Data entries
<<<<

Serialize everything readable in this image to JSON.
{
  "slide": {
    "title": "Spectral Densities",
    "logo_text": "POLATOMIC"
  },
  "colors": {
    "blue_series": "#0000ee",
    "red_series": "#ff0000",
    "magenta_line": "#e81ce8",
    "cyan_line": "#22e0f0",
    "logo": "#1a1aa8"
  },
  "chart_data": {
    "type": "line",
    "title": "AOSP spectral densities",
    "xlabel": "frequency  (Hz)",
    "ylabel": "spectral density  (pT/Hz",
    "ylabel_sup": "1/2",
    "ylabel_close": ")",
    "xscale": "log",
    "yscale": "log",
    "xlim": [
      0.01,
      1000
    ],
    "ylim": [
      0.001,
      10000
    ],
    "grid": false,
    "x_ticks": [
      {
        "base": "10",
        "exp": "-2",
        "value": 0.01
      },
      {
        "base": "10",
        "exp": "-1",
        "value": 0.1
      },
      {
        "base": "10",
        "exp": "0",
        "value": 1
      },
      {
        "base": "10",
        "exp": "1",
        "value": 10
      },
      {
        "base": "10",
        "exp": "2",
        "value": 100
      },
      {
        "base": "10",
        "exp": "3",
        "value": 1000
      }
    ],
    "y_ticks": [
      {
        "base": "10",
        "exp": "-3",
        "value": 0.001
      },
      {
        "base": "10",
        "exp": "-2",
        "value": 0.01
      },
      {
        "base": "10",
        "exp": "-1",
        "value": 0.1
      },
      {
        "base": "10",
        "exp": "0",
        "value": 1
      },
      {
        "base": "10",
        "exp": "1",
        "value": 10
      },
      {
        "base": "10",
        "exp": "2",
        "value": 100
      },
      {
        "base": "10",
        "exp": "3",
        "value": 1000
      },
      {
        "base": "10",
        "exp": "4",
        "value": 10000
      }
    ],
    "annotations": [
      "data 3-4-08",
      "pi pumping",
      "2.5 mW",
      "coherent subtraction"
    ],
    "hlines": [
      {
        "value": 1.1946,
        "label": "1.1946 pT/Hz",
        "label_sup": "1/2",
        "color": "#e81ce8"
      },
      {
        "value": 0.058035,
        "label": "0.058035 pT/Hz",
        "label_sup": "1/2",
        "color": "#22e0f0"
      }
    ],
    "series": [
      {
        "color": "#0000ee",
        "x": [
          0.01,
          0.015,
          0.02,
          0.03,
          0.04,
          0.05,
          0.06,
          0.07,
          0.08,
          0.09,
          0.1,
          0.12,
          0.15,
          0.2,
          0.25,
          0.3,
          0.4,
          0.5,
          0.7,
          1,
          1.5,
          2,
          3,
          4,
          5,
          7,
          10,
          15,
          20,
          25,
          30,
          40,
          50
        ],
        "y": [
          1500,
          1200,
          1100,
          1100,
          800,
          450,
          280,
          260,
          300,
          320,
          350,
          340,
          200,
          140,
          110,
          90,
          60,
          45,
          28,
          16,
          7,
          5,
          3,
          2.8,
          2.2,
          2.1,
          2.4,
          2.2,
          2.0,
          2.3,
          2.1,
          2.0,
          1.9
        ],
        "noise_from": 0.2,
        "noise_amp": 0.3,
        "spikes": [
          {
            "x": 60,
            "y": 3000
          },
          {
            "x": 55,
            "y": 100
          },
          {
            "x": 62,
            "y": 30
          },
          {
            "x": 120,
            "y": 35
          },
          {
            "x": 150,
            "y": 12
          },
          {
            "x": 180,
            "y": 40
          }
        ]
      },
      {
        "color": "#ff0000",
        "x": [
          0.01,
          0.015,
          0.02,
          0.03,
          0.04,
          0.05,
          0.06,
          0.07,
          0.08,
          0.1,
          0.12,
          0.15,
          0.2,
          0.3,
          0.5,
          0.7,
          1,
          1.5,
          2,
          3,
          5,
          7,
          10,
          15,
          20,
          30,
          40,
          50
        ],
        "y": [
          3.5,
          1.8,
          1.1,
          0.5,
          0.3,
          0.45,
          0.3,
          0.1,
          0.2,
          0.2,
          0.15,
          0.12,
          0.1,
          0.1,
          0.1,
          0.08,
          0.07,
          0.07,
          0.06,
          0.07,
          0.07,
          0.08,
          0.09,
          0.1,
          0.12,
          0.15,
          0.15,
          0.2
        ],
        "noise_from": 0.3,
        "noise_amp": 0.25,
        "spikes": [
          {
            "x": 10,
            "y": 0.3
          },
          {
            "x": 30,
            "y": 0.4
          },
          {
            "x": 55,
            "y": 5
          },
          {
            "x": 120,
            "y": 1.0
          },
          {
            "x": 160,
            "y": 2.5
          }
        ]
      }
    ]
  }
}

>>>>
<<<<

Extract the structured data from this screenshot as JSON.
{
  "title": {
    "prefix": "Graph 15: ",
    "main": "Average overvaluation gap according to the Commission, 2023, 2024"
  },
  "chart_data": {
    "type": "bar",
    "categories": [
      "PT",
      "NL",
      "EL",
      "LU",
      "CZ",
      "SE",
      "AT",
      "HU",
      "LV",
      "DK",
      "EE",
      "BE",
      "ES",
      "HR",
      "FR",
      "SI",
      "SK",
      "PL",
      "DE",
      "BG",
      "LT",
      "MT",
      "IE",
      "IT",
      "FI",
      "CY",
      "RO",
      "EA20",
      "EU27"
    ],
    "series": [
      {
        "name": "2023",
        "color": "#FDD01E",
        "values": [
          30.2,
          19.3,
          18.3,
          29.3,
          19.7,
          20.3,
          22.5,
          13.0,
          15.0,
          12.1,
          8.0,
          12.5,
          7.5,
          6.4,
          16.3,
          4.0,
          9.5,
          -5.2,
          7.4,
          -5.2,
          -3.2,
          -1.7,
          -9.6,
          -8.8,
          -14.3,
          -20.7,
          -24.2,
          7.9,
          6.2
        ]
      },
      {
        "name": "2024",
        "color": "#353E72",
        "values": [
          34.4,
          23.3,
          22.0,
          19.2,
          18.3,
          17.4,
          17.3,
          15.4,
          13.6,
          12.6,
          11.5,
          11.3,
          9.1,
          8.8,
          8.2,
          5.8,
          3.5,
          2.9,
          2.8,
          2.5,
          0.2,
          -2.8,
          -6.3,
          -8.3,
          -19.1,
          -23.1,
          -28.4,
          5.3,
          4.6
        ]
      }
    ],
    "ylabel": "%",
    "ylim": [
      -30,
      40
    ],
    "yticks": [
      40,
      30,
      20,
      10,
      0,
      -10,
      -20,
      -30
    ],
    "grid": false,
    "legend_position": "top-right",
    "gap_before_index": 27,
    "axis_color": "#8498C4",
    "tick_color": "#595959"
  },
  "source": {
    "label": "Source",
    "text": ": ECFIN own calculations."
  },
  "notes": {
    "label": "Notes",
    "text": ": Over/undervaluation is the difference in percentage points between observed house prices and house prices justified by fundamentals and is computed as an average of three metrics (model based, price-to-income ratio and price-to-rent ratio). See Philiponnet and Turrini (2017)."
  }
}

>>>>

### [Given exercise]
Look over the records above and copy each line that includes the string "this".

### [Exercise answer]
Serialize everything readable in this image to JSON.
Extract the structured data from this screenshot as JSON.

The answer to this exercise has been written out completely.